* [Cel ćwiczenia] Zmień nazwę „series-line” na „plot-line” w wierszach od tego z „210, 104, 220]” aż do tego z „231, 801, 239]” włącznie. Przepisz tylko te wiersze, a wszystko poza tą nazwą pozostaw bez zmian.

Dane źródłowe:
________

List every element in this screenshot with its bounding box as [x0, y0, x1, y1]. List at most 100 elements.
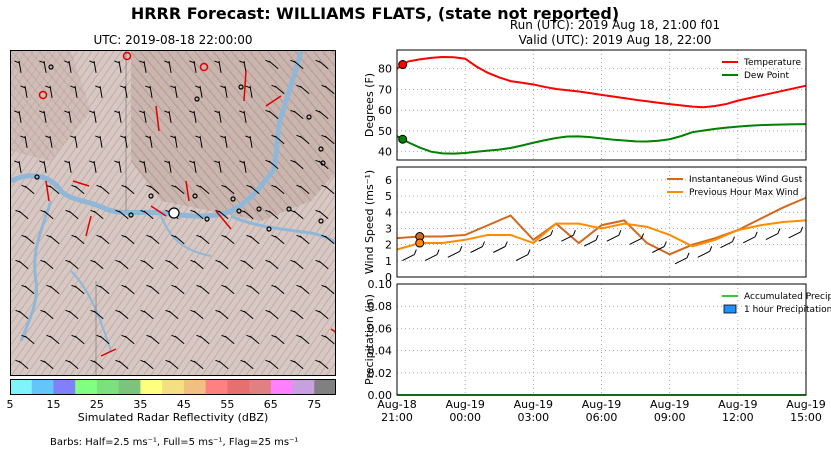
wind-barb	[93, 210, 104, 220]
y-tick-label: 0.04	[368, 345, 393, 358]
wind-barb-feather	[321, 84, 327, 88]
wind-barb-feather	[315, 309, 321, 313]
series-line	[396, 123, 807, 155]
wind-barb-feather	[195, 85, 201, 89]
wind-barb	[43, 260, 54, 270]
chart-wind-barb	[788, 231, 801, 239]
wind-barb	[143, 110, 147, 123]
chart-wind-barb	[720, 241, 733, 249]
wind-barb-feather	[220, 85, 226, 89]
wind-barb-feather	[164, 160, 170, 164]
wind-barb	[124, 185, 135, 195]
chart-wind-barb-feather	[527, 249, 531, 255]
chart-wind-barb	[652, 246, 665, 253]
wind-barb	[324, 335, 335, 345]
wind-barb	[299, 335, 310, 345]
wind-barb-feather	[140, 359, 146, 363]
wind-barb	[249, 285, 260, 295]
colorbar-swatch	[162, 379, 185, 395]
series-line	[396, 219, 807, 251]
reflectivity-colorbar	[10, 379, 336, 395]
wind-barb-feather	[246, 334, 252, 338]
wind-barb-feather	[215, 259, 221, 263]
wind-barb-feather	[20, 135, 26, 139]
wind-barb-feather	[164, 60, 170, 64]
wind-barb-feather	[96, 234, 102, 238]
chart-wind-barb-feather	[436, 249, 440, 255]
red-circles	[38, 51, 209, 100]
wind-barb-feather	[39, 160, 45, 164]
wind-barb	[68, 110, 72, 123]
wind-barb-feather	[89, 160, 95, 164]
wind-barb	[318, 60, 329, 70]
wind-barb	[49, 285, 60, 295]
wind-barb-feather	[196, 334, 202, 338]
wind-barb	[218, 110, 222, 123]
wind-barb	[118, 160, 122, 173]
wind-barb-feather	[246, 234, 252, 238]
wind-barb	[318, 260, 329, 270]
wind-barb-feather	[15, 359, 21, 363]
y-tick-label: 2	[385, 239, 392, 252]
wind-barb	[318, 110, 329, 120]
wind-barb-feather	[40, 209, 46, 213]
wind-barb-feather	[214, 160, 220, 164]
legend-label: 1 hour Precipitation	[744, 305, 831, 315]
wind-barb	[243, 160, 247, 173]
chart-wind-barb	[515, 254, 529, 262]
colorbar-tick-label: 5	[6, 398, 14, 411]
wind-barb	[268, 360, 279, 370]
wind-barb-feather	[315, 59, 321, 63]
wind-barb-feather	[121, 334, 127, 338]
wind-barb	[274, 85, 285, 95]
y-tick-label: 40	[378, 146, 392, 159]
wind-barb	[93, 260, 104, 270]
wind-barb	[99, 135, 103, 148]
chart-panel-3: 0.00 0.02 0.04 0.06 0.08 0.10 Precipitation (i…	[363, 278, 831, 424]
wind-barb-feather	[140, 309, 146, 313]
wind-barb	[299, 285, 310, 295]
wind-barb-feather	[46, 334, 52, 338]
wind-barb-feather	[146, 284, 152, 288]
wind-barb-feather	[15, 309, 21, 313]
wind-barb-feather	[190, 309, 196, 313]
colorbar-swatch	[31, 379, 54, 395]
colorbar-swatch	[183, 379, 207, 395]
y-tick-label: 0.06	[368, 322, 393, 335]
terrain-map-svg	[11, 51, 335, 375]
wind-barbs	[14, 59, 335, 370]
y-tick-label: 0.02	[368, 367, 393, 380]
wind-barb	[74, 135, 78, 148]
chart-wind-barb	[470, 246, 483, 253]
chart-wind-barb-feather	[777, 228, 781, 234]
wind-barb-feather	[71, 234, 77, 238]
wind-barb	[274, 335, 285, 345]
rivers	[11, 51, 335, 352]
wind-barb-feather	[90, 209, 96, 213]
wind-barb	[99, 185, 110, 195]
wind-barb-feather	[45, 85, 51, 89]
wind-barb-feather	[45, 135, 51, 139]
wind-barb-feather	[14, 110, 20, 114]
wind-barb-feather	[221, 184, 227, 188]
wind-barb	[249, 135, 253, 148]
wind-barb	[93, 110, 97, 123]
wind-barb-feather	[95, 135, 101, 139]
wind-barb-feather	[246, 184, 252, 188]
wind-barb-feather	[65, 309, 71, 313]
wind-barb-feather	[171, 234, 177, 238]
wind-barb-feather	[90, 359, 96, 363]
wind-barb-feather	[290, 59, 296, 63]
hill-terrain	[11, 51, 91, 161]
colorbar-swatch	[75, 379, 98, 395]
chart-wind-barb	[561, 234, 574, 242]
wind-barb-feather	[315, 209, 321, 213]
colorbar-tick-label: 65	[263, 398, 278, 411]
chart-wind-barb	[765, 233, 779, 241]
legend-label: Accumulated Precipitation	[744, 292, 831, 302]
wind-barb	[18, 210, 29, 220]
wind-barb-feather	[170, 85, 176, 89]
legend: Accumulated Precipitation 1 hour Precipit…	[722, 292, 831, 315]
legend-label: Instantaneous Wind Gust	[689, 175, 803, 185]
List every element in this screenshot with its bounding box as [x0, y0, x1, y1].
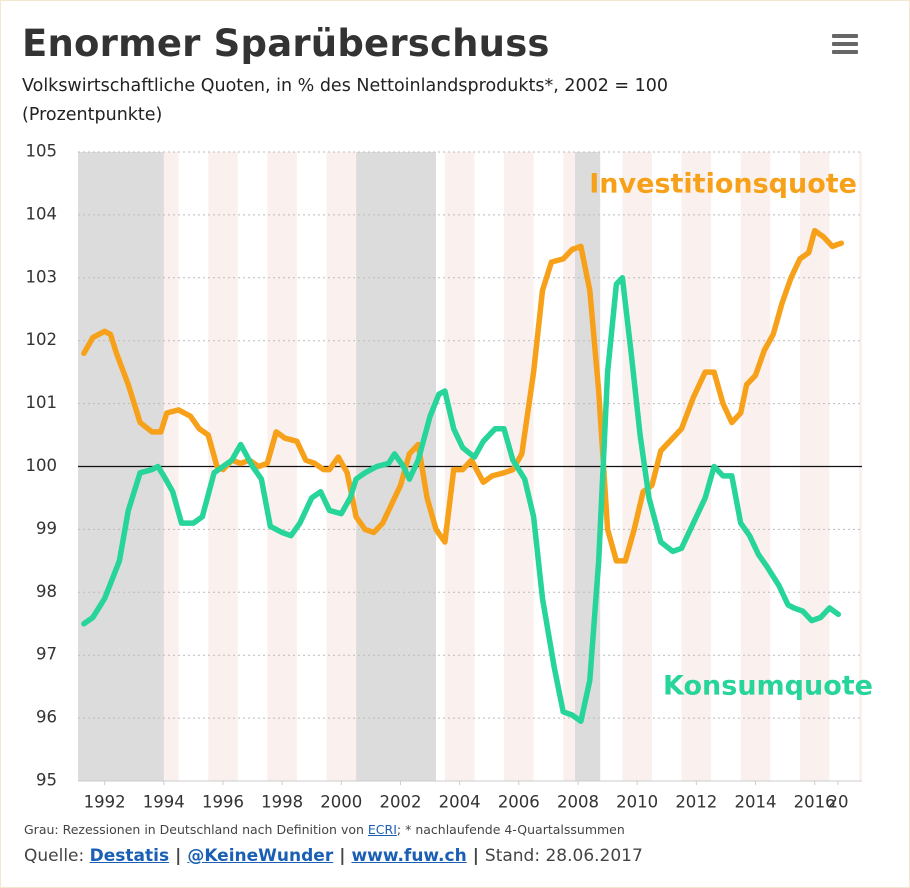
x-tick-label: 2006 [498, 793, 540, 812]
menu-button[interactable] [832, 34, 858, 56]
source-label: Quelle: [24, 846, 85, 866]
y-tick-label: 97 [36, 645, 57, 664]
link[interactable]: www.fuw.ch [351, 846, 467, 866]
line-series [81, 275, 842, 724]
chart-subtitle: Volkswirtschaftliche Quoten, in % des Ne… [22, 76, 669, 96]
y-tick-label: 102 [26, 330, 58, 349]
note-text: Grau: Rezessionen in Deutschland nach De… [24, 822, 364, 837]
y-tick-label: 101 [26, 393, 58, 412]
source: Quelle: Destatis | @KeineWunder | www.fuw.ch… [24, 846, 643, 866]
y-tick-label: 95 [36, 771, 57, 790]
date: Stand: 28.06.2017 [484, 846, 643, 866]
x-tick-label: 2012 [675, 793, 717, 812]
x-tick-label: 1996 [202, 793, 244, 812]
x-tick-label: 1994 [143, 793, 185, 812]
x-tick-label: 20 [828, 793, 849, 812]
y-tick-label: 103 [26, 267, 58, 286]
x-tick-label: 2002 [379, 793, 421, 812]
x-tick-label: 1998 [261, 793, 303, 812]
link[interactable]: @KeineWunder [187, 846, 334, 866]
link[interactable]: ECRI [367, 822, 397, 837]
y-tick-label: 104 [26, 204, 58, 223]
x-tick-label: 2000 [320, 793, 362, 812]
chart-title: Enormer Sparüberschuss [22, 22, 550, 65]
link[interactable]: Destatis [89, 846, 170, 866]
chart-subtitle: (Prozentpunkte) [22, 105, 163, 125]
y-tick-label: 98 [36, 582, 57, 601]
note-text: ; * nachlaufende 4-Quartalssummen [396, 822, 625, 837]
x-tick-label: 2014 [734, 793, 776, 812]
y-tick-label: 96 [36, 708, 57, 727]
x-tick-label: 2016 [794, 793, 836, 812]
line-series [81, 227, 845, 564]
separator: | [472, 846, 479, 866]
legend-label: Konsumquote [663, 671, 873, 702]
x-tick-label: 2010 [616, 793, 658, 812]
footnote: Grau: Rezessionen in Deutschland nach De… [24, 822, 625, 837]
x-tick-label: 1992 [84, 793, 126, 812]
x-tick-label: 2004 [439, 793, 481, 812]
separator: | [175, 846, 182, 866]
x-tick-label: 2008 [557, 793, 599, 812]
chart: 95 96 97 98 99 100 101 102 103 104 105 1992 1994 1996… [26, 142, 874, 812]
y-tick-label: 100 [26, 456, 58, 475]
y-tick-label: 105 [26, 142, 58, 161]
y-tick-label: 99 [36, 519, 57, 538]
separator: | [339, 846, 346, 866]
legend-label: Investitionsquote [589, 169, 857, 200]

________

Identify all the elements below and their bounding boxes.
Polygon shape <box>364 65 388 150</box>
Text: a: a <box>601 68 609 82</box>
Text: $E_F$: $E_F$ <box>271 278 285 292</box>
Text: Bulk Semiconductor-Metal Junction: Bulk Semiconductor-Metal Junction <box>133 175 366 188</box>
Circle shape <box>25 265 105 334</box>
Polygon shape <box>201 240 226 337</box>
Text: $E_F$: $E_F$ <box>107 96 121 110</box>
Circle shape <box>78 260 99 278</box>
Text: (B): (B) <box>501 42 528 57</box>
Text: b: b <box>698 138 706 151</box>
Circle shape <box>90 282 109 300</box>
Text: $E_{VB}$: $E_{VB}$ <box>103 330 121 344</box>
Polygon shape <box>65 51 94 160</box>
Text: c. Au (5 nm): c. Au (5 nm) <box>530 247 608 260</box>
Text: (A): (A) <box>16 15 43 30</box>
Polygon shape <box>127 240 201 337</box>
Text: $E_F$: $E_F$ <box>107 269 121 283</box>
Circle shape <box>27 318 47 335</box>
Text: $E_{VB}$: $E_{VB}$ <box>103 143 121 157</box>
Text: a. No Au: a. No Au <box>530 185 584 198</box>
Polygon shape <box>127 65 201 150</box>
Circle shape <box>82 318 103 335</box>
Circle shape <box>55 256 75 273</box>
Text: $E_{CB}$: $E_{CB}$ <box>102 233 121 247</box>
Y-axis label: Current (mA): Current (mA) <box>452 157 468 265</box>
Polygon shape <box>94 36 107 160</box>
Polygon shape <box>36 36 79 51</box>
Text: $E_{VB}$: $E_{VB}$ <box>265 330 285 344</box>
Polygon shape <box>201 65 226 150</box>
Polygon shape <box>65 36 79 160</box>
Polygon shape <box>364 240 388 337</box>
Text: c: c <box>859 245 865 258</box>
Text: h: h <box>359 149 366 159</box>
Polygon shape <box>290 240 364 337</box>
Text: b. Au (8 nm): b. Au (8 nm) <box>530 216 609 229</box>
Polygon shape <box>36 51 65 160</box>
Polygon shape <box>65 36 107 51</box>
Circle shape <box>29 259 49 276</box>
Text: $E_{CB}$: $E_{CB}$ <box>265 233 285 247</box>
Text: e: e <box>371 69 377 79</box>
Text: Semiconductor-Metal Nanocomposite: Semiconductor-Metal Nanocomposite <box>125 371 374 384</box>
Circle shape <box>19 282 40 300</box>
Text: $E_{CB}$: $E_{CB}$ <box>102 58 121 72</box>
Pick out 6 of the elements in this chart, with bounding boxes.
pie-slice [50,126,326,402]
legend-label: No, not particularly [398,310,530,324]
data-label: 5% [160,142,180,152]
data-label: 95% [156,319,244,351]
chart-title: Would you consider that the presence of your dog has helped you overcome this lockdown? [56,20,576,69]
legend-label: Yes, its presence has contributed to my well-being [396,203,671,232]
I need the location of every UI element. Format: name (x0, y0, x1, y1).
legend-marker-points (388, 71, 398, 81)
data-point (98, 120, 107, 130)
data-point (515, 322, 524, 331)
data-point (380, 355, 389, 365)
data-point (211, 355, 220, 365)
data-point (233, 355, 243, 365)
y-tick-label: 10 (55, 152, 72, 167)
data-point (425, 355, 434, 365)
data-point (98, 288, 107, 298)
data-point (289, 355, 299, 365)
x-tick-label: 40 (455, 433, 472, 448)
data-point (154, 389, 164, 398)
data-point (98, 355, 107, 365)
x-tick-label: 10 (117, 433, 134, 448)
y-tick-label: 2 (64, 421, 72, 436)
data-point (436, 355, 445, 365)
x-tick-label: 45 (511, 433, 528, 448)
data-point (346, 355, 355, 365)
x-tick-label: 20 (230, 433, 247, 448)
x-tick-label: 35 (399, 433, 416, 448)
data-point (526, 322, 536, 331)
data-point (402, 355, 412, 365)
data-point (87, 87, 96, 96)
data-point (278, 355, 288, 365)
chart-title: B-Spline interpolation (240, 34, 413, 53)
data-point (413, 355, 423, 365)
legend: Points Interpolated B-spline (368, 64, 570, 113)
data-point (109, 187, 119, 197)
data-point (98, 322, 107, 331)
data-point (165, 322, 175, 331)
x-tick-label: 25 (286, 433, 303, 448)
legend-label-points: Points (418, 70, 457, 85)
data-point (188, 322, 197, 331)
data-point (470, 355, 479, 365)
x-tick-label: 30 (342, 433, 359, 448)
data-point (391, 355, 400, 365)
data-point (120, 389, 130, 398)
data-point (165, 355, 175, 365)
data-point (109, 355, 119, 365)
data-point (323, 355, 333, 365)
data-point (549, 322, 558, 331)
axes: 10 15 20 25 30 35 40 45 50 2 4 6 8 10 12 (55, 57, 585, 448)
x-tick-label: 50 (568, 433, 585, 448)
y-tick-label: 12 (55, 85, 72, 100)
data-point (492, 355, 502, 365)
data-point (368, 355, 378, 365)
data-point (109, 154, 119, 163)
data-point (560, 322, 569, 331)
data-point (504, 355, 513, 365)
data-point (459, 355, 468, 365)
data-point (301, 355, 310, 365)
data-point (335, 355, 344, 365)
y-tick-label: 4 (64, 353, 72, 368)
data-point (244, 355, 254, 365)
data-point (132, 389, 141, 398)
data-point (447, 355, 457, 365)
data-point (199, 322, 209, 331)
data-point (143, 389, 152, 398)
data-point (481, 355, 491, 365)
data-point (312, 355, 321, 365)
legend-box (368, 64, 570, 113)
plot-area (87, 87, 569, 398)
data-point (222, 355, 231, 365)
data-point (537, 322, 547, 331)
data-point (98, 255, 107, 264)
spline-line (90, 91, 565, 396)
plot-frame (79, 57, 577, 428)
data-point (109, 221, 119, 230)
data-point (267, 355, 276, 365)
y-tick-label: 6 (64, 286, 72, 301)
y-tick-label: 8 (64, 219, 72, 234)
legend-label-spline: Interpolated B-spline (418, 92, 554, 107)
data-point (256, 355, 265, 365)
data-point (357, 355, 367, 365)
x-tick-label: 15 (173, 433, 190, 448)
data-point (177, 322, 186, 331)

________

* [Odpowiedź na zadanie]
wind-barb	[93, 210, 104, 220]
y-tick-label: 0.04	[368, 345, 393, 358]
wind-barb-feather	[321, 84, 327, 88]
wind-barb-feather	[315, 309, 321, 313]
plot-line	[396, 123, 807, 155]
wind-barb-feather	[195, 85, 201, 89]
wind-barb	[43, 260, 54, 270]
chart-wind-barb	[788, 231, 801, 239]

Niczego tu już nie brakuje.